----- Records for this exercise

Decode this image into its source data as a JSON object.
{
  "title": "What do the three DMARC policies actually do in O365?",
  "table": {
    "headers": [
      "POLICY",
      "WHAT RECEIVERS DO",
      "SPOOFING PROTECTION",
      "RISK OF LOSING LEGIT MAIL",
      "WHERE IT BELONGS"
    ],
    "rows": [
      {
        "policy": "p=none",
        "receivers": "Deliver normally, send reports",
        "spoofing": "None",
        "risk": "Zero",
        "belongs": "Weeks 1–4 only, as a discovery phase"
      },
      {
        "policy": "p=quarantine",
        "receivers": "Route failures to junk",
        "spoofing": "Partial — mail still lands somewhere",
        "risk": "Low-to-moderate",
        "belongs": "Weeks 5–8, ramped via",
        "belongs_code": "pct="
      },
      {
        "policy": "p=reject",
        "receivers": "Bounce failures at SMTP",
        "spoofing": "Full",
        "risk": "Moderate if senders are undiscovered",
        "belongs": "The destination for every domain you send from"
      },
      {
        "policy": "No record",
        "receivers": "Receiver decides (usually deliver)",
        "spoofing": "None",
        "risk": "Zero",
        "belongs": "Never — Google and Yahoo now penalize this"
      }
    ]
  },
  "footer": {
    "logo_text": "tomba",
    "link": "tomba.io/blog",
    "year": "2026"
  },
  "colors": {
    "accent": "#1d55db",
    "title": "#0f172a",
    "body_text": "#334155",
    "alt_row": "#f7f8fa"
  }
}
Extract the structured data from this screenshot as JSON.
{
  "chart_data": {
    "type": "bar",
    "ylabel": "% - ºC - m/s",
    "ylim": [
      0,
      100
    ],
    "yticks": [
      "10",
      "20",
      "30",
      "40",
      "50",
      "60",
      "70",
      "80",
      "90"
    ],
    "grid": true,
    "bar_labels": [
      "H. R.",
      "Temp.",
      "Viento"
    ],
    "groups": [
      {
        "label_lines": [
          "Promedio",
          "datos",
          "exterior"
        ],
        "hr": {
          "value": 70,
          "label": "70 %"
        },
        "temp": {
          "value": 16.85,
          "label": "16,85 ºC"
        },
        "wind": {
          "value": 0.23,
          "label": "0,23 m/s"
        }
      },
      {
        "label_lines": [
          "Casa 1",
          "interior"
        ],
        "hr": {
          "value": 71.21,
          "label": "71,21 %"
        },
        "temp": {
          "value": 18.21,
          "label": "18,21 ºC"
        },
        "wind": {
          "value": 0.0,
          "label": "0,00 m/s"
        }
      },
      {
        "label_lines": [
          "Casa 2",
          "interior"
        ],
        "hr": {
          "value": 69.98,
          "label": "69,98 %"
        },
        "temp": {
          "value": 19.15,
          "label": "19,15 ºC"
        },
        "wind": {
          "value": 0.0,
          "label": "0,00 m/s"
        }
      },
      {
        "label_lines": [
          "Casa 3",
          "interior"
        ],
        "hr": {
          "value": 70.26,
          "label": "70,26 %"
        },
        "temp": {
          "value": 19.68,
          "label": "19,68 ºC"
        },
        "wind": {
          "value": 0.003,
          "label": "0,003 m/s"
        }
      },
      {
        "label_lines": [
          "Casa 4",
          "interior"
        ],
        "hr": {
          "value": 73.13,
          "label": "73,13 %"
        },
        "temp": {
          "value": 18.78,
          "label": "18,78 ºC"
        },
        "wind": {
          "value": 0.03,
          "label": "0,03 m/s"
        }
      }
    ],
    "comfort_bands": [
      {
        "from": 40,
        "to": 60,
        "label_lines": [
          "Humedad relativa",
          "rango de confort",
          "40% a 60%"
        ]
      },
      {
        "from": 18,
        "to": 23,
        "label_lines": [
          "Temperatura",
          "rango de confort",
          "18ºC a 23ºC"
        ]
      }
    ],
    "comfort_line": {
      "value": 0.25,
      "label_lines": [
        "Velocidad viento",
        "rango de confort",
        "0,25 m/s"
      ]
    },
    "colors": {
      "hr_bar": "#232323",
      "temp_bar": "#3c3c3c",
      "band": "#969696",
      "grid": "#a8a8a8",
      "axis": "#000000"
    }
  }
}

----------

> Written instruction:
All of the data shown above must be copied exactly.

> Problem solution:
Decode this image into its source data as a JSON object.
{
  "title": "What do the three DMARC policies actually do in O365?",
  "table": {
    "headers": [
      "POLICY",
      "WHAT RECEIVERS DO",
      "SPOOFING PROTECTION",
      "RISK OF LOSING LEGIT MAIL",
      "WHERE IT BELONGS"
    ],
    "rows": [
      {
        "policy": "p=none",
        "receivers": "Deliver normally, send reports",
        "spoofing": "None",
        "risk": "Zero",
        "belongs": "Weeks 1–4 only, as a discovery phase"
      },
      {
        "policy": "p=quarantine",
        "receivers": "Route failures to junk",
        "spoofing": "Partial — mail still lands somewhere",
        "risk": "Low-to-moderate",
        "belongs": "Weeks 5–8, ramped via",
        "belongs_code": "pct="
      },
      {
        "policy": "p=reject",
        "receivers": "Bounce failures at SMTP",
        "spoofing": "Full",
        "risk": "Moderate if senders are undiscovered",
        "belongs": "The destination for every domain you send from"
      },
      {
        "policy": "No record",
        "receivers": "Receiver decides (usually deliver)",
        "spoofing": "None",
        "risk": "Zero",
        "belongs": "Never — Google and Yahoo now penalize this"
      }
    ]
  },
  "footer": {
    "logo_text": "tomba",
    "link": "tomba.io/blog",
    "year": "2026"
  },
  "colors": {
    "accent": "#1d55db",
    "title": "#0f172a",
    "body_text": "#334155",
    "alt_row": "#f7f8fa"
  }
}
Extract the structured data from this screenshot as JSON.
{
  "chart_data": {
    "type": "bar",
    "ylabel": "% - ºC - m/s",
    "ylim": [
      0,
      100
    ],
    "yticks": [
      "10",
      "20",
      "30",
      "40",
      "50",
      "60",
      "70",
      "80",
      "90"
    ],
    "grid": true,
    "bar_labels": [
      "H. R.",
      "Temp.",
      "Viento"
    ],
    "groups": [
      {
        "label_lines": [
          "Promedio",
          "datos",
          "exterior"
        ],
        "hr": {
          "value": 70,
          "label": "70 %"
        },
        "temp": {
          "value": 16.85,
          "label": "16,85 ºC"
        },
        "wind": {
          "value": 0.23,
          "label": "0,23 m/s"
        }
      },
      {
        "label_lines": [
          "Casa 1",
          "interior"
        ],
        "hr": {
          "value": 71.21,
          "label": "71,21 %"
        },
        "temp": {
          "value": 18.21,
          "label": "18,21 ºC"
        },
        "wind": {
          "value": 0.0,
          "label": "0,00 m/s"
        }
      },
      {
        "label_lines": [
          "Casa 2",
          "interior"
        ],
        "hr": {
          "value": 69.98,
          "label": "69,98 %"
        },
        "temp": {
          "value": 19.15,
          "label": "19,15 ºC"
        },
        "wind": {
          "value": 0.0,
          "label": "0,00 m/s"
        }
      },
      {
        "label_lines": [
          "Casa 3",
          "interior"
        ],
        "hr": {
          "value": 70.26,
          "label": "70,26 %"
        },
        "temp": {
          "value": 19.68,
          "label": "19,68 ºC"
        },
        "wind": {
          "value": 0.003,
          "label": "0,003 m/s"
        }
      },
      {
        "label_lines": [
          "Casa 4",
          "interior"
        ],
        "hr": {
          "value": 73.13,
          "label": "73,13 %"
        },
        "temp": {
          "value": 18.78,
          "label": "18,78 ºC"
        },
        "wind": {
          "value": 0.03,
          "label": "0,03 m/s"
        }
      }
    ],
    "comfort_bands": [
      {
        "from": 40,
        "to": 60,
        "label_lines": [
          "Humedad relativa",
          "rango de confort",
          "40% a 60%"
        ]
      },
      {
        "from": 18,
        "to": 23,
        "label_lines": [
          "Temperatura",
          "rango de confort",
          "18ºC a 23ºC"
        ]
      }
    ],
    "comfort_line": {
      "value": 0.25,
      "label_lines": [
        "Velocidad viento",
        "rango de confort",
        "0,25 m/s"
      ]
    },
    "colors": {
      "hr_bar": "#232323",
      "temp_bar": "#3c3c3c",
      "band": "#969696",
      "grid": "#a8a8a8",
      "axis": "#000000"
    }
  }
}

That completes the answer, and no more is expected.